Challenge:
Count how many lines hold the string "parto". Give that number alone.

* START Records for the task *

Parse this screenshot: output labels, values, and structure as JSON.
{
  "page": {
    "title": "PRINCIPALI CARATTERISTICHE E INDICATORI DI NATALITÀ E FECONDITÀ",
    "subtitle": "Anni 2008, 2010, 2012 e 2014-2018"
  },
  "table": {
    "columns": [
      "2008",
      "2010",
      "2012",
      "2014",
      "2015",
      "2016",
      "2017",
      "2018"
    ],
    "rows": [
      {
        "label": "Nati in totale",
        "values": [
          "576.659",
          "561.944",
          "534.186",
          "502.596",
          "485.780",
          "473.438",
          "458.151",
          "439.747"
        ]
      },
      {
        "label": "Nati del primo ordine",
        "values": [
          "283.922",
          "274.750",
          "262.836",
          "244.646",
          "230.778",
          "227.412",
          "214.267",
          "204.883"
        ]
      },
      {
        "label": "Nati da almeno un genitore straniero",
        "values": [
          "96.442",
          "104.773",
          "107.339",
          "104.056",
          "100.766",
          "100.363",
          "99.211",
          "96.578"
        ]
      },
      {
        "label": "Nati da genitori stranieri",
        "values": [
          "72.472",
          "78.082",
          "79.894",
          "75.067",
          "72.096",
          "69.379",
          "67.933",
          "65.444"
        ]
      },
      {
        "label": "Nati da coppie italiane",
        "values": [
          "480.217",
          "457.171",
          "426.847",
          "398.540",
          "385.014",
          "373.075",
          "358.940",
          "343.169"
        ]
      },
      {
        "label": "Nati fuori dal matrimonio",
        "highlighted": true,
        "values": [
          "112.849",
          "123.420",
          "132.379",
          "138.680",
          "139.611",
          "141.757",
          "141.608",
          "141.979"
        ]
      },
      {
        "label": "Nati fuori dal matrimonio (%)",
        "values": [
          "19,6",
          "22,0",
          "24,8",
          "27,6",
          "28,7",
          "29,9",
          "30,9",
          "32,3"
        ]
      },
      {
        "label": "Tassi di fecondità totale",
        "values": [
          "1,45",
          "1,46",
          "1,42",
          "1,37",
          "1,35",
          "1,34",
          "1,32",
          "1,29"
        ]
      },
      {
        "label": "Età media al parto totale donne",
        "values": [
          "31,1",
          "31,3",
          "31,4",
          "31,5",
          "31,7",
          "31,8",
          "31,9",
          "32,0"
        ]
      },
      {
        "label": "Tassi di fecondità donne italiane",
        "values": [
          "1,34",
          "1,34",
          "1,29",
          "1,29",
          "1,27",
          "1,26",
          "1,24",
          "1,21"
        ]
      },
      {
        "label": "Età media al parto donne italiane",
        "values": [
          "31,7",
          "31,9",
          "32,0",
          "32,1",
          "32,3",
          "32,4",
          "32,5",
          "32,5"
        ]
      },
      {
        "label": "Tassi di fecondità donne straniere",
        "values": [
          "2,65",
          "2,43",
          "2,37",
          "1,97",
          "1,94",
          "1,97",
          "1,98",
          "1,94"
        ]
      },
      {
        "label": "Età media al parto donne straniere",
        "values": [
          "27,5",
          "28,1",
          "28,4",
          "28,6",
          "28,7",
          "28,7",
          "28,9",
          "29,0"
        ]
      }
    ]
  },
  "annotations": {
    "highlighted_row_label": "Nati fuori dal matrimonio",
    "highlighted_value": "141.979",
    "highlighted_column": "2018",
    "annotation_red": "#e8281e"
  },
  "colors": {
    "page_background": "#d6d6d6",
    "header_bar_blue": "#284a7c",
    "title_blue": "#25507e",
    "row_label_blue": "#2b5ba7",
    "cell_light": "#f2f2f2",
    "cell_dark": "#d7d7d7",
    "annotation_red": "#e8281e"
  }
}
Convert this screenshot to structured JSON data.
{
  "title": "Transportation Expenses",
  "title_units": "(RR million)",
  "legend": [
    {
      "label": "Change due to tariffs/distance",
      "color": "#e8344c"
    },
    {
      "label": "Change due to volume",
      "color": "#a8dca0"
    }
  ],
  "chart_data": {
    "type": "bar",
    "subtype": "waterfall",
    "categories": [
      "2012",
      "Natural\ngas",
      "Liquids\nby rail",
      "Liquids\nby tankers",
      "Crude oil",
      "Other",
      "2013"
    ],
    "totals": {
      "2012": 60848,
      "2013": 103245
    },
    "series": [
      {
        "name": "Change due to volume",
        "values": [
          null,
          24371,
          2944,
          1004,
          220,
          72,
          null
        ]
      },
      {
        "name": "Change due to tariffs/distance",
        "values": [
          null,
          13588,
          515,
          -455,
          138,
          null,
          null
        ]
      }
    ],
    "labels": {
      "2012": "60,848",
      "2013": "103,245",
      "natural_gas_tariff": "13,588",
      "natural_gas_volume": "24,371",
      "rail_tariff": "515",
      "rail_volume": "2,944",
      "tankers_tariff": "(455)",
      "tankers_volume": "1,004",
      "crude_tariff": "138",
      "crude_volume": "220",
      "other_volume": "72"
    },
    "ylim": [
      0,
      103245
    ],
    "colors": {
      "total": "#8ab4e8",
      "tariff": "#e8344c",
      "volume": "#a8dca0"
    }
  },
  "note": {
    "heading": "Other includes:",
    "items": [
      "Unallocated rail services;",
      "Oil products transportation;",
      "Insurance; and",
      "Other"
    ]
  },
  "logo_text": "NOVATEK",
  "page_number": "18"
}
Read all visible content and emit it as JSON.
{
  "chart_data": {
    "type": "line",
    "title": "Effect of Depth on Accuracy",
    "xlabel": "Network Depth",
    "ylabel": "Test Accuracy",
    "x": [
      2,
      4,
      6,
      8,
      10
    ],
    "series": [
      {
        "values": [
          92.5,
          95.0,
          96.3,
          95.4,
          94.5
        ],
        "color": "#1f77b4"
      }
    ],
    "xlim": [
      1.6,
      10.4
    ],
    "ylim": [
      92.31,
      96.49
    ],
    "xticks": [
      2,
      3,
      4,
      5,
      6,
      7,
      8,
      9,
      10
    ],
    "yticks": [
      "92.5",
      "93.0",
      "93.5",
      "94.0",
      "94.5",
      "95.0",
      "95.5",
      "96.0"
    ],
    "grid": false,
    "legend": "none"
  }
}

* END Records for the task *

Written answer:
3